Source records
......

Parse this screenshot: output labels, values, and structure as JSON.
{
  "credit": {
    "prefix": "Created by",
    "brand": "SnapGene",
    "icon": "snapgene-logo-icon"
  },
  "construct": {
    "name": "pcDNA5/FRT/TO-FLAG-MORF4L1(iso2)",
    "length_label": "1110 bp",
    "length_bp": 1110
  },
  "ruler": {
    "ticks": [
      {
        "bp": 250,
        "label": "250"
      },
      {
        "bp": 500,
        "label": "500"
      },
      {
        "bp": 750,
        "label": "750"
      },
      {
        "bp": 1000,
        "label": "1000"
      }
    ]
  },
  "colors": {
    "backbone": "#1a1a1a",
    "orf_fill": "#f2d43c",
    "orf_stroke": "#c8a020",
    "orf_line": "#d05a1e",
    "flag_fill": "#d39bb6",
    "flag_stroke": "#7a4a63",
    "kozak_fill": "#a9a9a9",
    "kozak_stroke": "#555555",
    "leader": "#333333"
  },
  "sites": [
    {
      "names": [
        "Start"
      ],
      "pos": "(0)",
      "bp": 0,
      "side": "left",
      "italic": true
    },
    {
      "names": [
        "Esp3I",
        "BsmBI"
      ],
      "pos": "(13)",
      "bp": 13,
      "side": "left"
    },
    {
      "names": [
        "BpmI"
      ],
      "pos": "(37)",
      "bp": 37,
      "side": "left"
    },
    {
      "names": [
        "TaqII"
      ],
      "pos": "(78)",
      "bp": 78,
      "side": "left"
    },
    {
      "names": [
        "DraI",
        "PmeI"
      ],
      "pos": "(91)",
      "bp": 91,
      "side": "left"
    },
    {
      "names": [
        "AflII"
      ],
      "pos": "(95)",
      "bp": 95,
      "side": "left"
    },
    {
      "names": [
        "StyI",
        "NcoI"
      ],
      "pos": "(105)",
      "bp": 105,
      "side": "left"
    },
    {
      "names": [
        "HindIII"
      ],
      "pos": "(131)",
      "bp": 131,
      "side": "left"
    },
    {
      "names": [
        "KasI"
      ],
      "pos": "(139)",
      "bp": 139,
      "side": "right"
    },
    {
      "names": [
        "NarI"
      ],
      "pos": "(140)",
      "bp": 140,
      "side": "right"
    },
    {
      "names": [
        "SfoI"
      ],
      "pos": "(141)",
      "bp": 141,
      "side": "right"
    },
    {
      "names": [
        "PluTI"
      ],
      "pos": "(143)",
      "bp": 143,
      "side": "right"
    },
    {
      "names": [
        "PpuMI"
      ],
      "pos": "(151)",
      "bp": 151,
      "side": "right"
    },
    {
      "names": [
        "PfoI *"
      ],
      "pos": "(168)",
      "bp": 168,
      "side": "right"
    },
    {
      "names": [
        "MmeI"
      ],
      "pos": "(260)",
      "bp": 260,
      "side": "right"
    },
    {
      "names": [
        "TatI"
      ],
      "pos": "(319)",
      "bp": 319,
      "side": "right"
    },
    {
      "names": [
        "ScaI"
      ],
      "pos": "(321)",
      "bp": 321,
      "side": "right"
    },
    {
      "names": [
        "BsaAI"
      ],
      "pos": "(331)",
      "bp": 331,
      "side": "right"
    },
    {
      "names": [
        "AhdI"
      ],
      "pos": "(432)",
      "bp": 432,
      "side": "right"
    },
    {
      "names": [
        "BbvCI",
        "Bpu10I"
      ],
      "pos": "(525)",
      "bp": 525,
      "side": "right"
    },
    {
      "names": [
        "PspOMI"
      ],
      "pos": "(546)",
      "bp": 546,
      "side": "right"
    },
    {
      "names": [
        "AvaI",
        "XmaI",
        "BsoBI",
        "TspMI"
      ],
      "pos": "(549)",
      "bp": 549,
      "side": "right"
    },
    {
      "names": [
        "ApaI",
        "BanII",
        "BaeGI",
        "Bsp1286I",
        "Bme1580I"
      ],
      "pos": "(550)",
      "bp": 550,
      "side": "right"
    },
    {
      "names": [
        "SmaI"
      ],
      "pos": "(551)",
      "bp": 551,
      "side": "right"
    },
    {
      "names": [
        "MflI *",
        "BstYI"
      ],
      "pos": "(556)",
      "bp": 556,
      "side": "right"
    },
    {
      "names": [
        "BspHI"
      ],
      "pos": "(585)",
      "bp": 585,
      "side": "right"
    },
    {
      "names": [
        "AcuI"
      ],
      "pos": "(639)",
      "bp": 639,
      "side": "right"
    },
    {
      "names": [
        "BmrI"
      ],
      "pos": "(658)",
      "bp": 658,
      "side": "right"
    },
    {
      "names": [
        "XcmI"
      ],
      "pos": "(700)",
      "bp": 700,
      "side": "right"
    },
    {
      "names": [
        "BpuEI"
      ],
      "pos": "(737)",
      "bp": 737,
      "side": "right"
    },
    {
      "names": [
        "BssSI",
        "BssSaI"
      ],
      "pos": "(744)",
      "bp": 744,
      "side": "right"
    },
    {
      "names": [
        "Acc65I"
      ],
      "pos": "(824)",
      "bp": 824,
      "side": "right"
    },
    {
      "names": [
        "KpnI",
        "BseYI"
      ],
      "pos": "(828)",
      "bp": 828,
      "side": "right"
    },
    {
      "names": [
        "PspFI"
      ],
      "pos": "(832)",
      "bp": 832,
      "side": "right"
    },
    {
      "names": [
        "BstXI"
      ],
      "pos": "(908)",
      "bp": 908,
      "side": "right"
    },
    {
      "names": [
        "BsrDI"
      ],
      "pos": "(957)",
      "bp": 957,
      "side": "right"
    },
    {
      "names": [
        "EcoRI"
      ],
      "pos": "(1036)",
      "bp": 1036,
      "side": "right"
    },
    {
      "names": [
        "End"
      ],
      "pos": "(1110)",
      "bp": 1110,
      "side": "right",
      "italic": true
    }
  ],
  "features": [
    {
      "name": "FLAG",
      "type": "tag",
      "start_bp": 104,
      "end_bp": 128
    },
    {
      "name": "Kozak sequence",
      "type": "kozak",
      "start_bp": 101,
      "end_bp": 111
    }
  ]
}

......

**What you will do**
Return all of the above records exactly, leaving no line out.

**Finished answer**
Parse this screenshot: output labels, values, and structure as JSON.
{
  "credit": {
    "prefix": "Created by",
    "brand": "SnapGene",
    "icon": "snapgene-logo-icon"
  },
  "construct": {
    "name": "pcDNA5/FRT/TO-FLAG-MORF4L1(iso2)",
    "length_label": "1110 bp",
    "length_bp": 1110
  },
  "ruler": {
    "ticks": [
      {
        "bp": 250,
        "label": "250"
      },
      {
        "bp": 500,
        "label": "500"
      },
      {
        "bp": 750,
        "label": "750"
      },
      {
        "bp": 1000,
        "label": "1000"
      }
    ]
  },
  "colors": {
    "backbone": "#1a1a1a",
    "orf_fill": "#f2d43c",
    "orf_stroke": "#c8a020",
    "orf_line": "#d05a1e",
    "flag_fill": "#d39bb6",
    "flag_stroke": "#7a4a63",
    "kozak_fill": "#a9a9a9",
    "kozak_stroke": "#555555",
    "leader": "#333333"
  },
  "sites": [
    {
      "names": [
        "Start"
      ],
      "pos": "(0)",
      "bp": 0,
      "side": "left",
      "italic": true
    },
    {
      "names": [
        "Esp3I",
        "BsmBI"
      ],
      "pos": "(13)",
      "bp": 13,
      "side": "left"
    },
    {
      "names": [
        "BpmI"
      ],
      "pos": "(37)",
      "bp": 37,
      "side": "left"
    },
    {
      "names": [
        "TaqII"
      ],
      "pos": "(78)",
      "bp": 78,
      "side": "left"
    },
    {
      "names": [
        "DraI",
        "PmeI"
      ],
      "pos": "(91)",
      "bp": 91,
      "side": "left"
    },
    {
      "names": [
        "AflII"
      ],
      "pos": "(95)",
      "bp": 95,
      "side": "left"
    },
    {
      "names": [
        "StyI",
        "NcoI"
      ],
      "pos": "(105)",
      "bp": 105,
      "side": "left"
    },
    {
      "names": [
        "HindIII"
      ],
      "pos": "(131)",
      "bp": 131,
      "side": "left"
    },
    {
      "names": [
        "KasI"
      ],
      "pos": "(139)",
      "bp": 139,
      "side": "right"
    },
    {
      "names": [
        "NarI"
      ],
      "pos": "(140)",
      "bp": 140,
      "side": "right"
    },
    {
      "names": [
        "SfoI"
      ],
      "pos": "(141)",
      "bp": 141,
      "side": "right"
    },
    {
      "names": [
        "PluTI"
      ],
      "pos": "(143)",
      "bp": 143,
      "side": "right"
    },
    {
      "names": [
        "PpuMI"
      ],
      "pos": "(151)",
      "bp": 151,
      "side": "right"
    },
    {
      "names": [
        "PfoI *"
      ],
      "pos": "(168)",
      "bp": 168,
      "side": "right"
    },
    {
      "names": [
        "MmeI"
      ],
      "pos": "(260)",
      "bp": 260,
      "side": "right"
    },
    {
      "names": [
        "TatI"
      ],
      "pos": "(319)",
      "bp": 319,
      "side": "right"
    },
    {
      "names": [
        "ScaI"
      ],
      "pos": "(321)",
      "bp": 321,
      "side": "right"
    },
    {
      "names": [
        "BsaAI"
      ],
      "pos": "(331)",
      "bp": 331,
      "side": "right"
    },
    {
      "names": [
        "AhdI"
      ],
      "pos": "(432)",
      "bp": 432,
      "side": "right"
    },
    {
      "names": [
        "BbvCI",
        "Bpu10I"
      ],
      "pos": "(525)",
      "bp": 525,
      "side": "right"
    },
    {
      "names": [
        "PspOMI"
      ],
      "pos": "(546)",
      "bp": 546,
      "side": "right"
    },
    {
      "names": [
        "AvaI",
        "XmaI",
        "BsoBI",
        "TspMI"
      ],
      "pos": "(549)",
      "bp": 549,
      "side": "right"
    },
    {
      "names": [
        "ApaI",
        "BanII",
        "BaeGI",
        "Bsp1286I",
        "Bme1580I"
      ],
      "pos": "(550)",
      "bp": 550,
      "side": "right"
    },
    {
      "names": [
        "SmaI"
      ],
      "pos": "(551)",
      "bp": 551,
      "side": "right"
    },
    {
      "names": [
        "MflI *",
        "BstYI"
      ],
      "pos": "(556)",
      "bp": 556,
      "side": "right"
    },
    {
      "names": [
        "BspHI"
      ],
      "pos": "(585)",
      "bp": 585,
      "side": "right"
    },
    {
      "names": [
        "AcuI"
      ],
      "pos": "(639)",
      "bp": 639,
      "side": "right"
    },
    {
      "names": [
        "BmrI"
      ],
      "pos": "(658)",
      "bp": 658,
      "side": "right"
    },
    {
      "names": [
        "XcmI"
      ],
      "pos": "(700)",
      "bp": 700,
      "side": "right"
    },
    {
      "names": [
        "BpuEI"
      ],
      "pos": "(737)",
      "bp": 737,
      "side": "right"
    },
    {
      "names": [
        "BssSI",
        "BssSaI"
      ],
      "pos": "(744)",
      "bp": 744,
      "side": "right"
    },
    {
      "names": [
        "Acc65I"
      ],
      "pos": "(824)",
      "bp": 824,
      "side": "right"
    },
    {
      "names": [
        "KpnI",
        "BseYI"
      ],
      "pos": "(828)",
      "bp": 828,
      "side": "right"
    },
    {
      "names": [
        "PspFI"
      ],
      "pos": "(832)",
      "bp": 832,
      "side": "right"
    },
    {
      "names": [
        "BstXI"
      ],
      "pos": "(908)",
      "bp": 908,
      "side": "right"
    },
    {
      "names": [
        "BsrDI"
      ],
      "pos": "(957)",
      "bp": 957,
      "side": "right"
    },
    {
      "names": [
        "EcoRI"
      ],
      "pos": "(1036)",
      "bp": 1036,
      "side": "right"
    },
    {
      "names": [
        "End"
      ],
      "pos": "(1110)",
      "bp": 1110,
      "side": "right",
      "italic": true
    }
  ],
  "features": [
    {
      "name": "FLAG",
      "type": "tag",
      "start_bp": 104,
      "end_bp": 128
    },
    {
      "name": "Kozak sequence",
      "type": "kozak",
      "start_bp": 101,
      "end_bp": 111
    }
  ]
}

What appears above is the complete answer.